Short problem - Write out the records below once more, exactly as they stand.

Information shown -

┏━━

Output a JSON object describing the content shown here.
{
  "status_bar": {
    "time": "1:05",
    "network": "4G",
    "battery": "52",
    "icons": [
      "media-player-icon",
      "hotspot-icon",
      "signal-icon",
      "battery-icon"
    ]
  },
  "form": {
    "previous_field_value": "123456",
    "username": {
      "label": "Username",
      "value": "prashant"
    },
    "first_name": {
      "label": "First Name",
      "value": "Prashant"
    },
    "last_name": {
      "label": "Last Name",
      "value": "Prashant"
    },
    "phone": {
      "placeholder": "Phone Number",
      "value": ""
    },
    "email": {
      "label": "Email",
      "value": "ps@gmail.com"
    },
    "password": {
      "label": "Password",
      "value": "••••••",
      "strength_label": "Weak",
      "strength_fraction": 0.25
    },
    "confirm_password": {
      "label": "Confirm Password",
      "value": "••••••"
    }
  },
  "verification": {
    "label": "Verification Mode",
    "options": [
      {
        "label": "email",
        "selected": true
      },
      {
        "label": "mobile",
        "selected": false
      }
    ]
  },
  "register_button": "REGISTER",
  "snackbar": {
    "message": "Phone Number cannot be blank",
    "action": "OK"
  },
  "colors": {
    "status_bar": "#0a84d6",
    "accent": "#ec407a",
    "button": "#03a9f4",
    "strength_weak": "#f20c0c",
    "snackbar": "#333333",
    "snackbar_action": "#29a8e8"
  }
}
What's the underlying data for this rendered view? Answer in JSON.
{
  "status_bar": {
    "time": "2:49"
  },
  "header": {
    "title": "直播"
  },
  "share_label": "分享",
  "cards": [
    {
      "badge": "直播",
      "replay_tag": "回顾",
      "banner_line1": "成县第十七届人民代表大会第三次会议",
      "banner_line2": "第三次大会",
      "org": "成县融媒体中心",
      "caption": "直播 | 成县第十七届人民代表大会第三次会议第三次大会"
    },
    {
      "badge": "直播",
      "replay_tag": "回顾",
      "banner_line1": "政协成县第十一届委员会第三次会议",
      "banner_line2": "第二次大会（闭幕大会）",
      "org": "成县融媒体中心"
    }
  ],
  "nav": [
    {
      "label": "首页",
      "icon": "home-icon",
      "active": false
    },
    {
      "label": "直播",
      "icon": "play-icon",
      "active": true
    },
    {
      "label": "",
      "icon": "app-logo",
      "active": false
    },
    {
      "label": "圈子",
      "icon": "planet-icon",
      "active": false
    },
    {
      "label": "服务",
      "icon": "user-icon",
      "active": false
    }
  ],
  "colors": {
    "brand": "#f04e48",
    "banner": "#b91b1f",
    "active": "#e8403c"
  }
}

┗━━

Result of the exercise -
Output a JSON object describing the content shown here.
{
  "status_bar": {
    "time": "1:05",
    "network": "4G",
    "battery": "52",
    "icons": [
      "media-player-icon",
      "hotspot-icon",
      "signal-icon",
      "battery-icon"
    ]
  },
  "form": {
    "previous_field_value": "123456",
    "username": {
      "label": "Username",
      "value": "prashant"
    },
    "first_name": {
      "label": "First Name",
      "value": "Prashant"
    },
    "last_name": {
      "label": "Last Name",
      "value": "Prashant"
    },
    "phone": {
      "placeholder": "Phone Number",
      "value": ""
    },
    "email": {
      "label": "Email",
      "value": "ps@gmail.com"
    },
    "password": {
      "label": "Password",
      "value": "••••••",
      "strength_label": "Weak",
      "strength_fraction": 0.25
    },
    "confirm_password": {
      "label": "Confirm Password",
      "value": "••••••"
    }
  },
  "verification": {
    "label": "Verification Mode",
    "options": [
      {
        "label": "email",
        "selected": true
      },
      {
        "label": "mobile",
        "selected": false
      }
    ]
  },
  "register_button": "REGISTER",
  "snackbar": {
    "message": "Phone Number cannot be blank",
    "action": "OK"
  },
  "colors": {
    "status_bar": "#0a84d6",
    "accent": "#ec407a",
    "button": "#03a9f4",
    "strength_weak": "#f20c0c",
    "snackbar": "#333333",
    "snackbar_action": "#29a8e8"
  }
}
What's the underlying data for this rendered view? Answer in JSON.
{
  "status_bar": {
    "time": "2:49"
  },
  "header": {
    "title": "直播"
  },
  "share_label": "分享",
  "cards": [
    {
      "badge": "直播",
      "replay_tag": "回顾",
      "banner_line1": "成县第十七届人民代表大会第三次会议",
      "banner_line2": "第三次大会",
      "org": "成县融媒体中心",
      "caption": "直播 | 成县第十七届人民代表大会第三次会议第三次大会"
    },
    {
      "badge": "直播",
      "replay_tag": "回顾",
      "banner_line1": "政协成县第十一届委员会第三次会议",
      "banner_line2": "第二次大会（闭幕大会）",
      "org": "成县融媒体中心"
    }
  ],
  "nav": [
    {
      "label": "首页",
      "icon": "home-icon",
      "active": false
    },
    {
      "label": "直播",
      "icon": "play-icon",
      "active": true
    },
    {
      "label": "",
      "icon": "app-logo",
      "active": false
    },
    {
      "label": "圈子",
      "icon": "planet-icon",
      "active": false
    },
    {
      "label": "服务",
      "icon": "user-icon",
      "active": false
    }
  ],
  "colors": {
    "brand": "#f04e48",
    "banner": "#b91b1f",
    "active": "#e8403c"
  }
}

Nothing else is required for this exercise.